BEGIN

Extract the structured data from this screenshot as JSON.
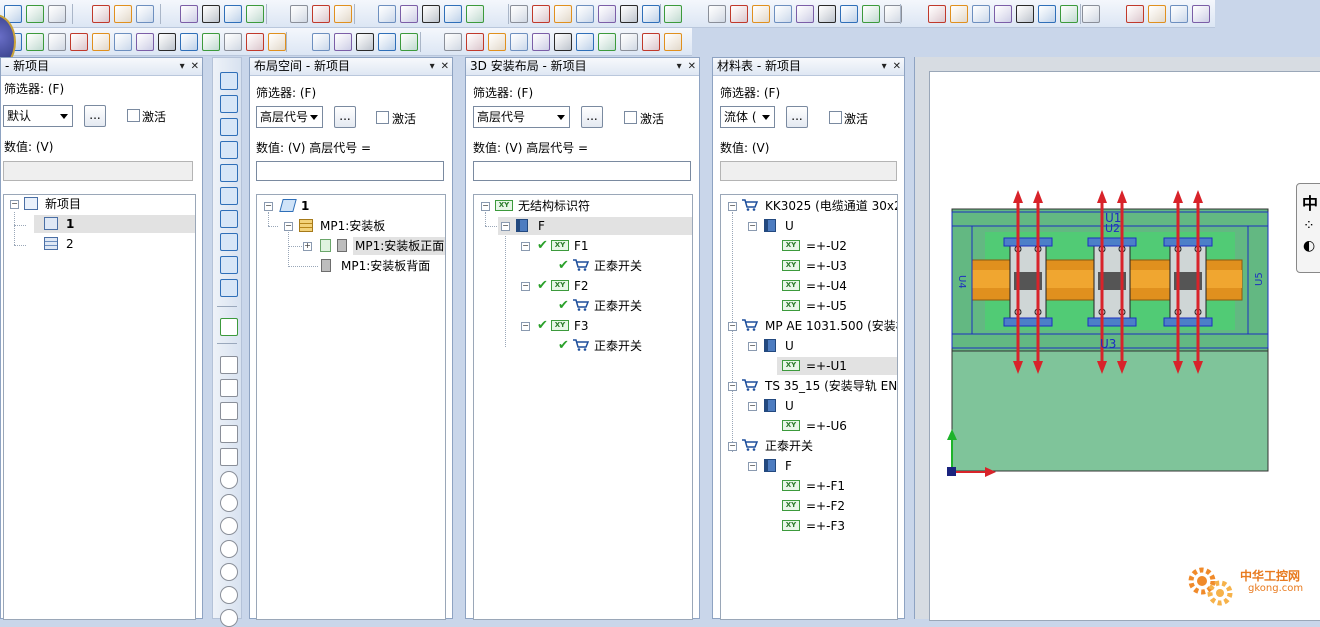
{
  "colors": {
    "accent": "#1e4f9c",
    "check": "#2aa02a",
    "selection": "#e2e2e2",
    "arrow": "#d8232a"
  },
  "panels": {
    "project": {
      "title": "- 新项目",
      "filter_label": "筛选器: (F)",
      "combo_value": "默认",
      "dots_label": "...",
      "active_label": "激活",
      "value_label": "数值: (V)",
      "tree": {
        "root": "新项目",
        "item1": "1",
        "item2": "2"
      }
    },
    "layout": {
      "title": "布局空间 - 新项目",
      "filter_label": "筛选器: (F)",
      "combo_value": "高层代号",
      "dots_label": "...",
      "active_label": "激活",
      "value_label": "数值: (V) 高层代号 =",
      "tree": {
        "root": "1",
        "mp": "MP1:安装板",
        "front": "MP1:安装板正面",
        "back": "MP1:安装板背面"
      }
    },
    "install3d": {
      "title": "3D 安装布局 - 新项目",
      "filter_label": "筛选器: (F)",
      "combo_value": "高层代号",
      "dots_label": "...",
      "active_label": "激活",
      "value_label": "数值: (V) 高层代号 =",
      "tree": {
        "root": "无结构标识符",
        "f": "F",
        "f1": "F1",
        "f1c": "正泰开关",
        "f2": "F2",
        "f2c": "正泰开关",
        "f3": "F3",
        "f3c": "正泰开关"
      }
    },
    "bom": {
      "title": "材料表 - 新项目",
      "filter_label": "筛选器: (F)",
      "combo_value": "流体 (",
      "dots_label": "...",
      "active_label": "激活",
      "value_label": "数值: (V)",
      "tree": {
        "kk": "KK3025 (电缆通道 30x2",
        "u1": "U",
        "u2": "=+-U2",
        "u3": "=+-U3",
        "u4": "=+-U4",
        "u5": "=+-U5",
        "mp": "MP AE 1031.500 (安装板",
        "u_mp": "U",
        "u1v": "=+-U1",
        "ts": "TS 35_15 (安装导轨 EN",
        "u_ts": "U",
        "u6": "=+-U6",
        "zt": "正泰开关",
        "f": "F",
        "f1": "=+-F1",
        "f2": "=+-F2",
        "f3": "=+-F3"
      }
    }
  },
  "canvas": {
    "labels": {
      "u1": "U1",
      "u2": "U2",
      "u3": "U3",
      "u4": "U4",
      "u5": "U5"
    }
  },
  "sidetab": {
    "char": "中"
  },
  "watermark": {
    "cn": "中华工控网",
    "en": "gkong.com"
  }
}
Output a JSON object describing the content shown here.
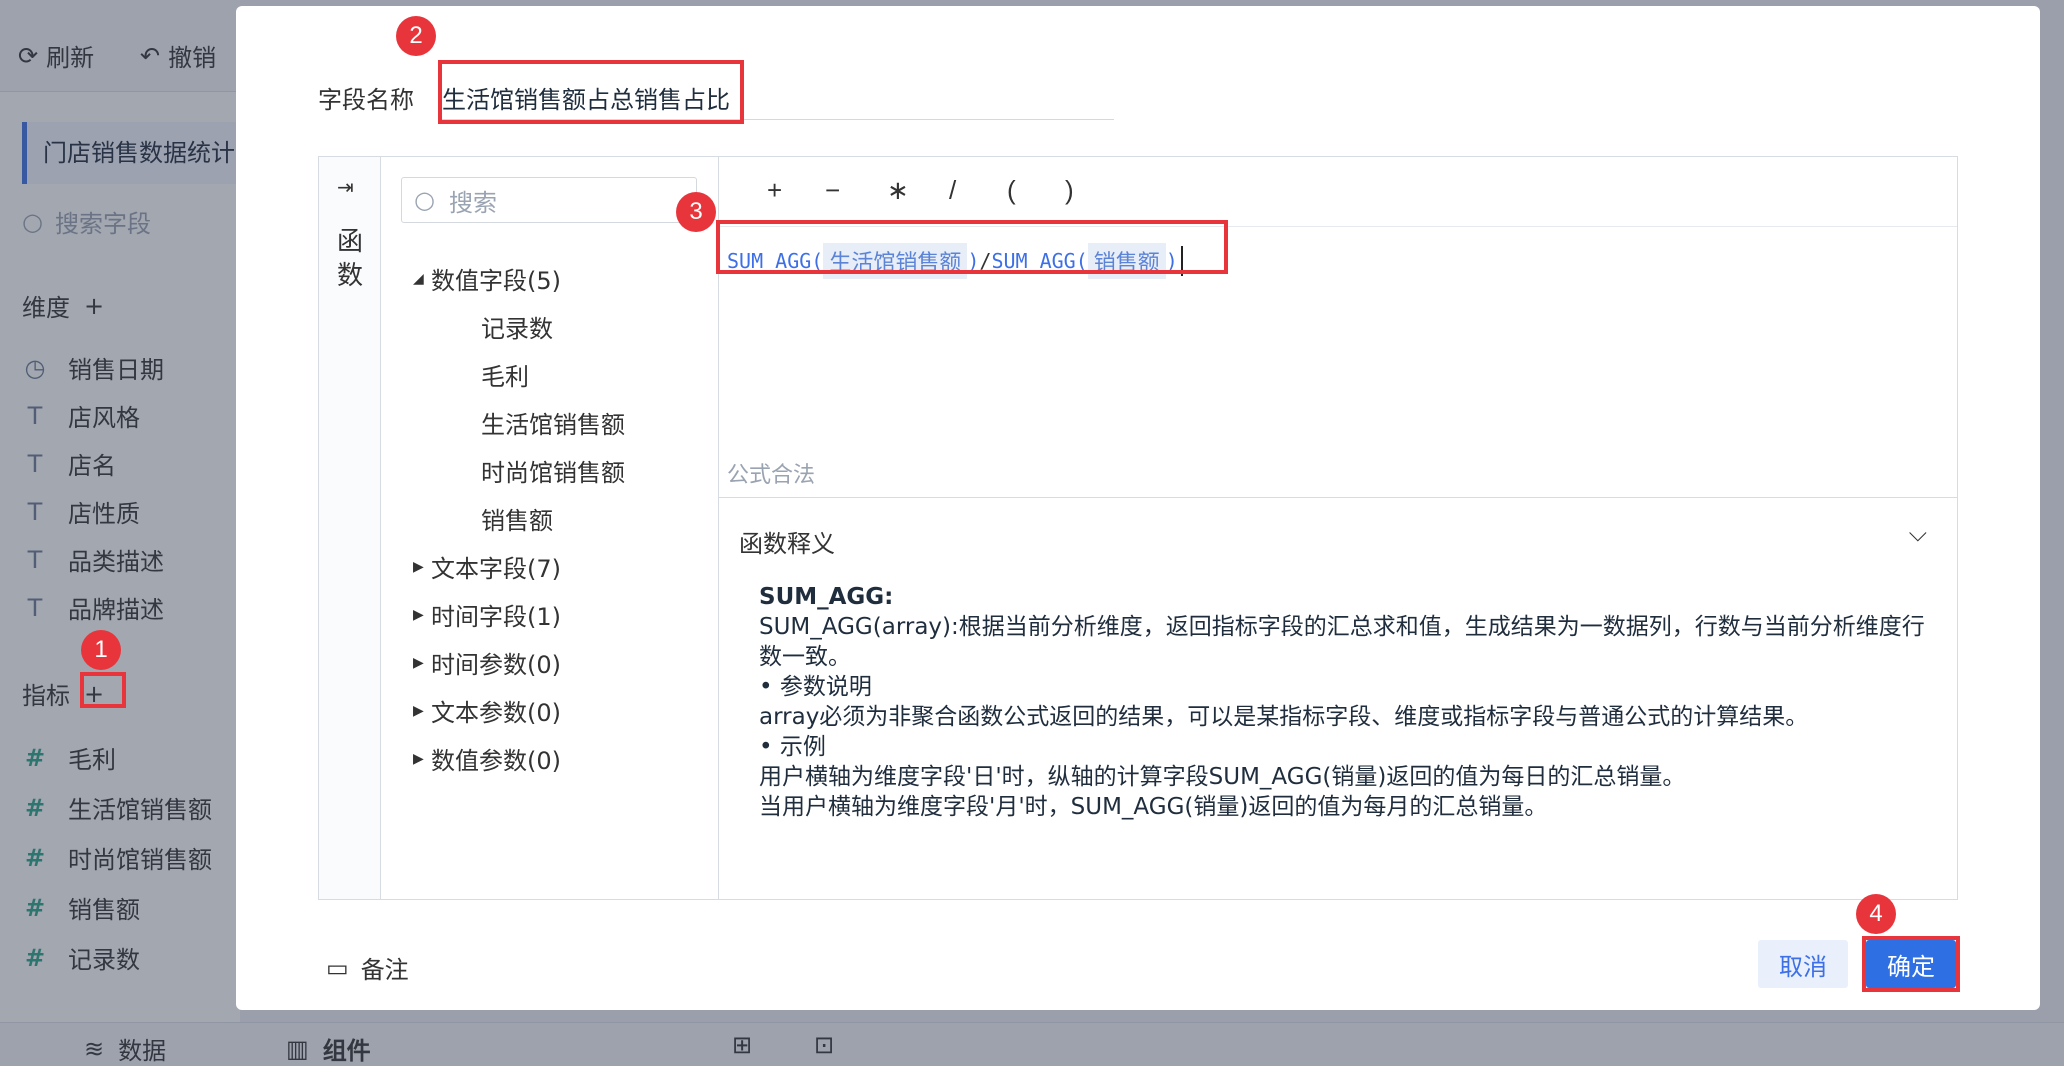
{
  "toolbar": {
    "refresh": "刷新",
    "undo": "撤销"
  },
  "sidebar": {
    "dataset_title": "门店销售数据统计",
    "search_placeholder": "搜索字段",
    "dimension_label": "维度",
    "dimensions": [
      {
        "icon": "clock-icon",
        "label": "销售日期"
      },
      {
        "icon": "text-field-icon",
        "label": "店风格"
      },
      {
        "icon": "text-field-icon",
        "label": "店名"
      },
      {
        "icon": "text-field-icon",
        "label": "店性质"
      },
      {
        "icon": "text-field-icon",
        "label": "品类描述"
      },
      {
        "icon": "text-field-icon",
        "label": "品牌描述"
      }
    ],
    "measure_label": "指标",
    "measures": [
      {
        "icon": "number-field-icon",
        "label": "毛利"
      },
      {
        "icon": "number-field-icon",
        "label": "生活馆销售额"
      },
      {
        "icon": "number-field-icon",
        "label": "时尚馆销售额"
      },
      {
        "icon": "number-field-icon",
        "label": "销售额"
      },
      {
        "icon": "count-field-icon",
        "label": "记录数"
      }
    ]
  },
  "bottombar": {
    "data_tab": "数据",
    "component_tab": "组件"
  },
  "dialog": {
    "field_name_label": "字段名称",
    "field_name_value": "生活馆销售额占总销售占比",
    "function_tab": "函数",
    "tree_search_placeholder": "搜索",
    "tree": {
      "numeric_group": "数值字段(5)",
      "numeric_items": [
        "记录数",
        "毛利",
        "生活馆销售额",
        "时尚馆销售额",
        "销售额"
      ],
      "collapsed_groups": [
        "文本字段(7)",
        "时间字段(1)",
        "时间参数(0)",
        "文本参数(0)",
        "数值参数(0)"
      ]
    },
    "operators": [
      "+",
      "−",
      "∗",
      "/",
      "(",
      ")"
    ],
    "formula": {
      "fn1": "SUM_AGG(",
      "arg1": "生活馆销售额",
      "close1": ")",
      "slash": "/",
      "fn2": "SUM_AGG(",
      "arg2": "销售额",
      "close2": ")"
    },
    "validation": "公式合法",
    "explain": {
      "title": "函数释义",
      "fn_name": "SUM_AGG:",
      "lines": [
        "SUM_AGG(array):根据当前分析维度，返回指标字段的汇总求和值，生成结果为一数据列，行数与当前分析维度行数一致。",
        "• 参数说明",
        "array必须为非聚合函数公式返回的结果，可以是某指标字段、维度或指标字段与普通公式的计算结果。",
        "• 示例",
        "用户横轴为维度字段'日'时，纵轴的计算字段SUM_AGG(销量)返回的值为每日的汇总销量。",
        "当用户横轴为维度字段'月'时，SUM_AGG(销量)返回的值为每月的汇总销量。"
      ]
    },
    "note": "备注",
    "cancel": "取消",
    "confirm": "确定"
  },
  "badges": [
    "1",
    "2",
    "3",
    "4"
  ],
  "colors": {
    "accent": "#2f6fe4",
    "highlight": "#e8353b"
  }
}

END

§ Task goal
Give back every line exactly as it stands, pictures excluded.

§ Solution for this problem
Extract the structured data from this screenshot as JSON.
{
  "colors": {
    "accent": "#1e4f9c",
    "check": "#2aa02a",
    "selection": "#e2e2e2",
    "arrow": "#d8232a"
  },
  "panels": {
    "project": {
      "title": "- 新项目",
      "filter_label": "筛选器: (F)",
      "combo_value": "默认",
      "dots_label": "...",
      "active_label": "激活",
      "value_label": "数值: (V)",
      "tree": {
        "root": "新项目",
        "item1": "1",
        "item2": "2"
      }
    },
    "layout": {
      "title": "布局空间 - 新项目",
      "filter_label": "筛选器: (F)",
      "combo_value": "高层代号",
      "dots_label": "...",
      "active_label": "激活",
      "value_label": "数值: (V) 高层代号 =",
      "tree": {
        "root": "1",
        "mp": "MP1:安装板",
        "front": "MP1:安装板正面",
        "back": "MP1:安装板背面"
      }
    },
    "install3d": {
      "title": "3D 安装布局 - 新项目",
      "filter_label": "筛选器: (F)",
      "combo_value": "高层代号",
      "dots_label": "...",
      "active_label": "激活",
      "value_label": "数值: (V) 高层代号 =",
      "tree": {
        "root": "无结构标识符",
        "f": "F",
        "f1": "F1",
        "f1c": "正泰开关",
        "f2": "F2",
        "f2c": "正泰开关",
        "f3": "F3",
        "f3c": "正泰开关"
      }
    },
    "bom": {
      "title": "材料表 - 新项目",
      "filter_label": "筛选器: (F)",
      "combo_value": "流体 (",
      "dots_label": "...",
      "active_label": "激活",
      "value_label": "数值: (V)",
      "tree": {
        "kk": "KK3025 (电缆通道 30x2",
        "u1": "U",
        "u2": "=+-U2",
        "u3": "=+-U3",
        "u4": "=+-U4",
        "u5": "=+-U5",
        "mp": "MP AE 1031.500 (安装板",
        "u_mp": "U",
        "u1v": "=+-U1",
        "ts": "TS 35_15 (安装导轨 EN",
        "u_ts": "U",
        "u6": "=+-U6",
        "zt": "正泰开关",
        "f": "F",
        "f1": "=+-F1",
        "f2": "=+-F2",
        "f3": "=+-F3"
      }
    }
  },
  "canvas": {
    "labels": {
      "u1": "U1",
      "u2": "U2",
      "u3": "U3",
      "u4": "U4",
      "u5": "U5"
    }
  },
  "sidetab": {
    "char": "中"
  },
  "watermark": {
    "cn": "中华工控网",
    "en": "gkong.com"
  }
}
Output a JSON object describing the content shown here.
{
  "toolbar": {
    "refresh": "刷新",
    "undo": "撤销"
  },
  "sidebar": {
    "dataset_title": "门店销售数据统计",
    "search_placeholder": "搜索字段",
    "dimension_label": "维度",
    "dimensions": [
      {
        "icon": "clock-icon",
        "label": "销售日期"
      },
      {
        "icon": "text-field-icon",
        "label": "店风格"
      },
      {
        "icon": "text-field-icon",
        "label": "店名"
      },
      {
        "icon": "text-field-icon",
        "label": "店性质"
      },
      {
        "icon": "text-field-icon",
        "label": "品类描述"
      },
      {
        "icon": "text-field-icon",
        "label": "品牌描述"
      }
    ],
    "measure_label": "指标",
    "measures": [
      {
        "icon": "number-field-icon",
        "label": "毛利"
      },
      {
        "icon": "number-field-icon",
        "label": "生活馆销售额"
      },
      {
        "icon": "number-field-icon",
        "label": "时尚馆销售额"
      },
      {
        "icon": "number-field-icon",
        "label": "销售额"
      },
      {
        "icon": "count-field-icon",
        "label": "记录数"
      }
    ]
  },
  "bottombar": {
    "data_tab": "数据",
    "component_tab": "组件"
  },
  "dialog": {
    "field_name_label": "字段名称",
    "field_name_value": "生活馆销售额占总销售占比",
    "function_tab": "函数",
    "tree_search_placeholder": "搜索",
    "tree": {
      "numeric_group": "数值字段(5)",
      "numeric_items": [
        "记录数",
        "毛利",
        "生活馆销售额",
        "时尚馆销售额",
        "销售额"
      ],
      "collapsed_groups": [
        "文本字段(7)",
        "时间字段(1)",
        "时间参数(0)",
        "文本参数(0)",
        "数值参数(0)"
      ]
    },
    "operators": [
      "+",
      "−",
      "∗",
      "/",
      "(",
      ")"
    ],
    "formula": {
      "fn1": "SUM_AGG(",
      "arg1": "生活馆销售额",
      "close1": ")",
      "slash": "/",
      "fn2": "SUM_AGG(",
      "arg2": "销售额",
      "close2": ")"
    },
    "validation": "公式合法",
    "explain": {
      "title": "函数释义",
      "fn_name": "SUM_AGG:",
      "lines": [
        "SUM_AGG(array):根据当前分析维度，返回指标字段的汇总求和值，生成结果为一数据列，行数与当前分析维度行数一致。",
        "• 参数说明",
        "array必须为非聚合函数公式返回的结果，可以是某指标字段、维度或指标字段与普通公式的计算结果。",
        "• 示例",
        "用户横轴为维度字段'日'时，纵轴的计算字段SUM_AGG(销量)返回的值为每日的汇总销量。",
        "当用户横轴为维度字段'月'时，SUM_AGG(销量)返回的值为每月的汇总销量。"
      ]
    },
    "note": "备注",
    "cancel": "取消",
    "confirm": "确定"
  },
  "badges": [
    "1",
    "2",
    "3",
    "4"
  ],
  "colors": {
    "accent": "#2f6fe4",
    "highlight": "#e8353b"
  }
}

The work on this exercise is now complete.